* Images of document pages with text *

-.-.-

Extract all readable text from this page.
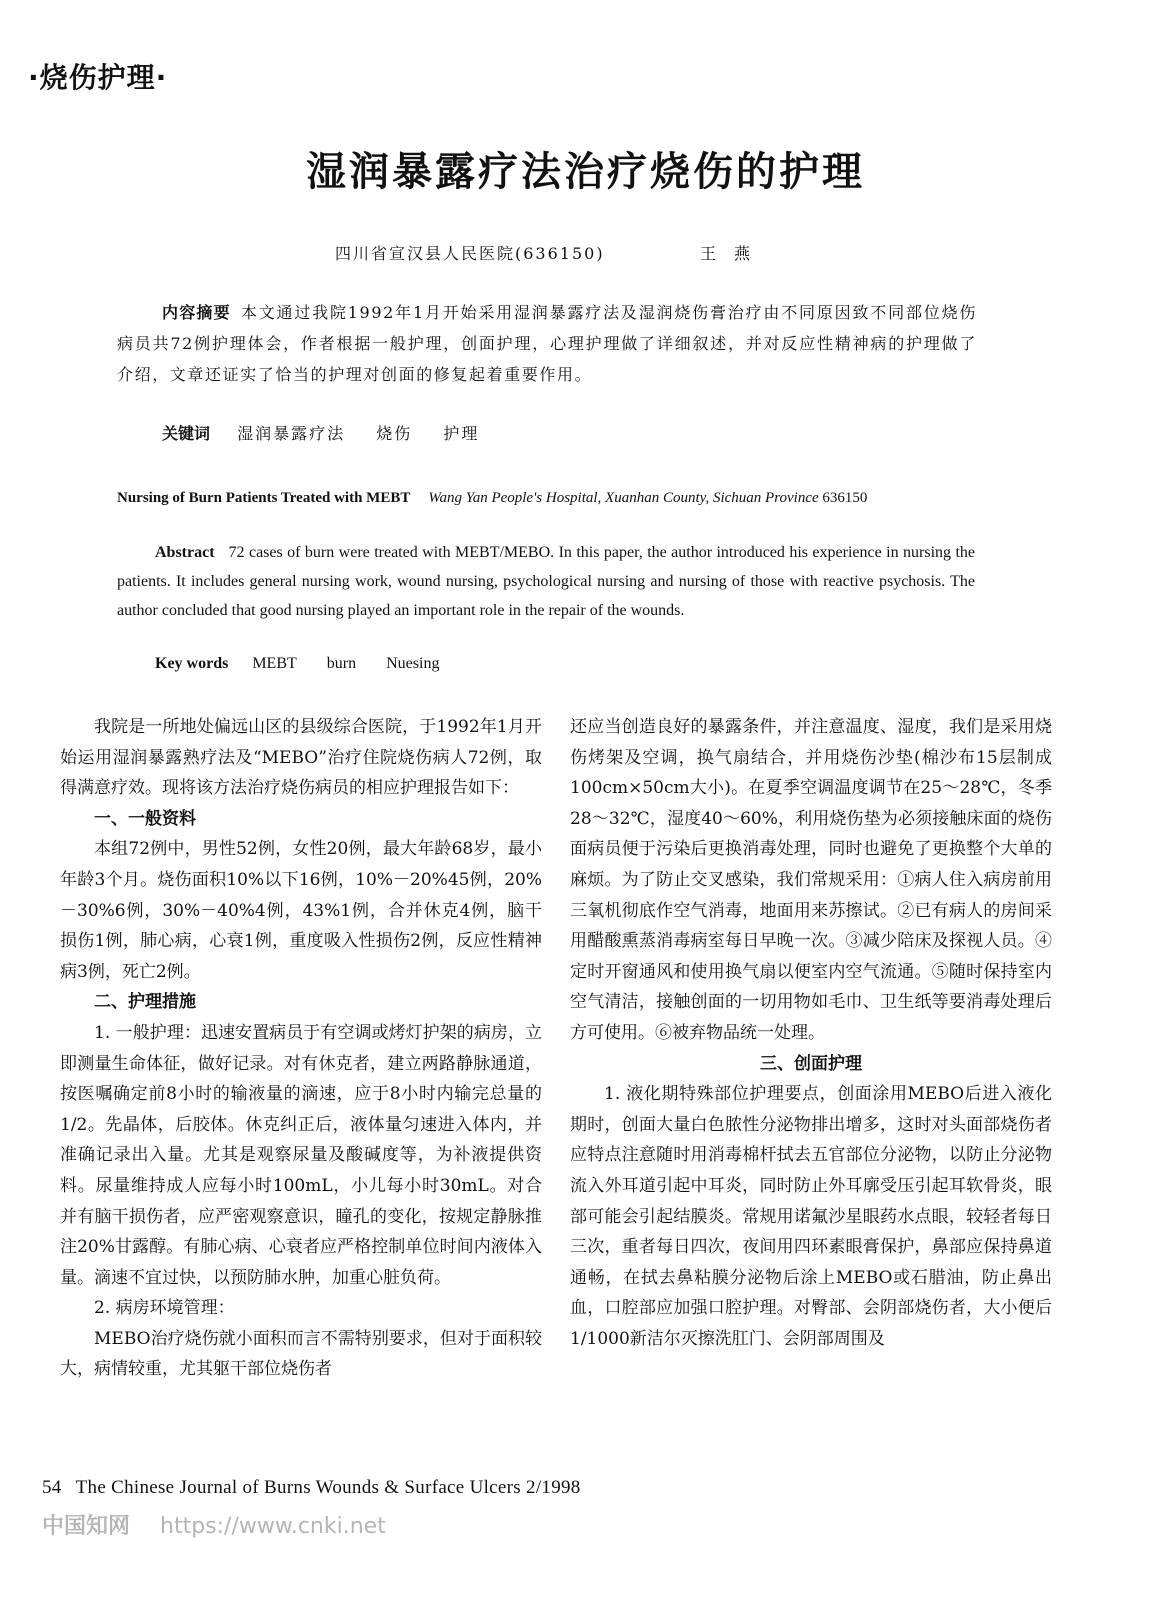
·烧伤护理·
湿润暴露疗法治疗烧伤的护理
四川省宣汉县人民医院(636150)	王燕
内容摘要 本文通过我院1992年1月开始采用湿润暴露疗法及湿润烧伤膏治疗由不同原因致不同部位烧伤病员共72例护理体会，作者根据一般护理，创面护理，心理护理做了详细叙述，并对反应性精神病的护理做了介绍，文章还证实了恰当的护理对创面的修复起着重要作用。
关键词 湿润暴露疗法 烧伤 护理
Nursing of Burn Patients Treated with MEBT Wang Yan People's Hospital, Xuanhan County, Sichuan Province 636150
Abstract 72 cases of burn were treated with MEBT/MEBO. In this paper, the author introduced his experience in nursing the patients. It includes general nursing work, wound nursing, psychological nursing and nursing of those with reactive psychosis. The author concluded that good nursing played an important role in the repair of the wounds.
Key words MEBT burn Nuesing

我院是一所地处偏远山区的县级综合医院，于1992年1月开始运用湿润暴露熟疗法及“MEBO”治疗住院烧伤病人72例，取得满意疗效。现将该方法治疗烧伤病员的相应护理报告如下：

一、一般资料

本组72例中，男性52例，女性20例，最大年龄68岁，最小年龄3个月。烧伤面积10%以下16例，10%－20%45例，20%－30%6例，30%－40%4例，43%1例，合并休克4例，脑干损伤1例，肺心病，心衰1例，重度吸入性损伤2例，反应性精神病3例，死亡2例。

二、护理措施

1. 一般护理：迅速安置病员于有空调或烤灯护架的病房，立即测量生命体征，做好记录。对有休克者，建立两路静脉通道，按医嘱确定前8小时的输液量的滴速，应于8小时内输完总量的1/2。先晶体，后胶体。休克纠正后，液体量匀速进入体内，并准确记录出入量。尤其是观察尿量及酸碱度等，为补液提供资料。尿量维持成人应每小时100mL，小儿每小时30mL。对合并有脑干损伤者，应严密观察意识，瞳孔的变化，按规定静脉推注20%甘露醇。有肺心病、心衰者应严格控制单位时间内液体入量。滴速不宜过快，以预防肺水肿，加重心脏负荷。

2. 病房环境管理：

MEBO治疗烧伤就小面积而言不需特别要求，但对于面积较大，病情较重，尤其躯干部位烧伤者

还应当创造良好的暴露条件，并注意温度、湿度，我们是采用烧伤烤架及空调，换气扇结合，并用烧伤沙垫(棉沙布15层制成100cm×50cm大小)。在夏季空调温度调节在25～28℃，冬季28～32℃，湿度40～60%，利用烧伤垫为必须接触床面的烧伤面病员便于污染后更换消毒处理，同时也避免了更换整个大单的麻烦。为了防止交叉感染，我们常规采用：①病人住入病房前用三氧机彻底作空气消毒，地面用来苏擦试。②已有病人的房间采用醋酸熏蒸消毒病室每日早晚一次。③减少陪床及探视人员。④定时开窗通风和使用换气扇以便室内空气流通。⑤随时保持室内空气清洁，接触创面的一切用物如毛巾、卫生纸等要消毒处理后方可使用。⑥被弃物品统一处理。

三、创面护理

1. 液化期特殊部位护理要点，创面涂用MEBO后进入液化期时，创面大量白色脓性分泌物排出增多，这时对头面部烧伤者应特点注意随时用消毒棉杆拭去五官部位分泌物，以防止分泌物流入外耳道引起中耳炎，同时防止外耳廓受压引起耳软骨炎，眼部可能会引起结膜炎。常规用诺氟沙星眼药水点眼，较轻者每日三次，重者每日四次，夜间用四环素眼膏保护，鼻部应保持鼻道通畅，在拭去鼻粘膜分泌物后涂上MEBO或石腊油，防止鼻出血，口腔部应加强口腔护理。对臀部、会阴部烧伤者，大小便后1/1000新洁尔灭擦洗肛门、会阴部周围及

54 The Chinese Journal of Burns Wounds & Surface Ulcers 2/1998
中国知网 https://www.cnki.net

-.-.-

* What is needed *
Set down the entries again without change. Leave the pictures out.

* Task result *
Extract all readable text from this page.
·烧伤护理·
湿润暴露疗法治疗烧伤的护理
四川省宣汉县人民医院(636150)	王燕
内容摘要 本文通过我院1992年1月开始采用湿润暴露疗法及湿润烧伤膏治疗由不同原因致不同部位烧伤病员共72例护理体会，作者根据一般护理，创面护理，心理护理做了详细叙述，并对反应性精神病的护理做了介绍，文章还证实了恰当的护理对创面的修复起着重要作用。
关键词 湿润暴露疗法 烧伤 护理
Nursing of Burn Patients Treated with MEBT Wang Yan People's Hospital, Xuanhan County, Sichuan Province 636150
Abstract 72 cases of burn were treated with MEBT/MEBO. In this paper, the author introduced his experience in nursing the patients. It includes general nursing work, wound nursing, psychological nursing and nursing of those with reactive psychosis. The author concluded that good nursing played an important role in the repair of the wounds.
Key words MEBT burn Nuesing

我院是一所地处偏远山区的县级综合医院，于1992年1月开始运用湿润暴露熟疗法及“MEBO”治疗住院烧伤病人72例，取得满意疗效。现将该方法治疗烧伤病员的相应护理报告如下：

一、一般资料

本组72例中，男性52例，女性20例，最大年龄68岁，最小年龄3个月。烧伤面积10%以下16例，10%－20%45例，20%－30%6例，30%－40%4例，43%1例，合并休克4例，脑干损伤1例，肺心病，心衰1例，重度吸入性损伤2例，反应性精神病3例，死亡2例。

二、护理措施

1. 一般护理：迅速安置病员于有空调或烤灯护架的病房，立即测量生命体征，做好记录。对有休克者，建立两路静脉通道，按医嘱确定前8小时的输液量的滴速，应于8小时内输完总量的1/2。先晶体，后胶体。休克纠正后，液体量匀速进入体内，并准确记录出入量。尤其是观察尿量及酸碱度等，为补液提供资料。尿量维持成人应每小时100mL，小儿每小时30mL。对合并有脑干损伤者，应严密观察意识，瞳孔的变化，按规定静脉推注20%甘露醇。有肺心病、心衰者应严格控制单位时间内液体入量。滴速不宜过快，以预防肺水肿，加重心脏负荷。

2. 病房环境管理：

MEBO治疗烧伤就小面积而言不需特别要求，但对于面积较大，病情较重，尤其躯干部位烧伤者

还应当创造良好的暴露条件，并注意温度、湿度，我们是采用烧伤烤架及空调，换气扇结合，并用烧伤沙垫(棉沙布15层制成100cm×50cm大小)。在夏季空调温度调节在25～28℃，冬季28～32℃，湿度40～60%，利用烧伤垫为必须接触床面的烧伤面病员便于污染后更换消毒处理，同时也避免了更换整个大单的麻烦。为了防止交叉感染，我们常规采用：①病人住入病房前用三氧机彻底作空气消毒，地面用来苏擦试。②已有病人的房间采用醋酸熏蒸消毒病室每日早晚一次。③减少陪床及探视人员。④定时开窗通风和使用换气扇以便室内空气流通。⑤随时保持室内空气清洁，接触创面的一切用物如毛巾、卫生纸等要消毒处理后方可使用。⑥被弃物品统一处理。

三、创面护理

1. 液化期特殊部位护理要点，创面涂用MEBO后进入液化期时，创面大量白色脓性分泌物排出增多，这时对头面部烧伤者应特点注意随时用消毒棉杆拭去五官部位分泌物，以防止分泌物流入外耳道引起中耳炎，同时防止外耳廓受压引起耳软骨炎，眼部可能会引起结膜炎。常规用诺氟沙星眼药水点眼，较轻者每日三次，重者每日四次，夜间用四环素眼膏保护，鼻部应保持鼻道通畅，在拭去鼻粘膜分泌物后涂上MEBO或石腊油，防止鼻出血，口腔部应加强口腔护理。对臀部、会阴部烧伤者，大小便后1/1000新洁尔灭擦洗肛门、会阴部周围及

54 The Chinese Journal of Burns Wounds & Surface Ulcers 2/1998
中国知网 https://www.cnki.net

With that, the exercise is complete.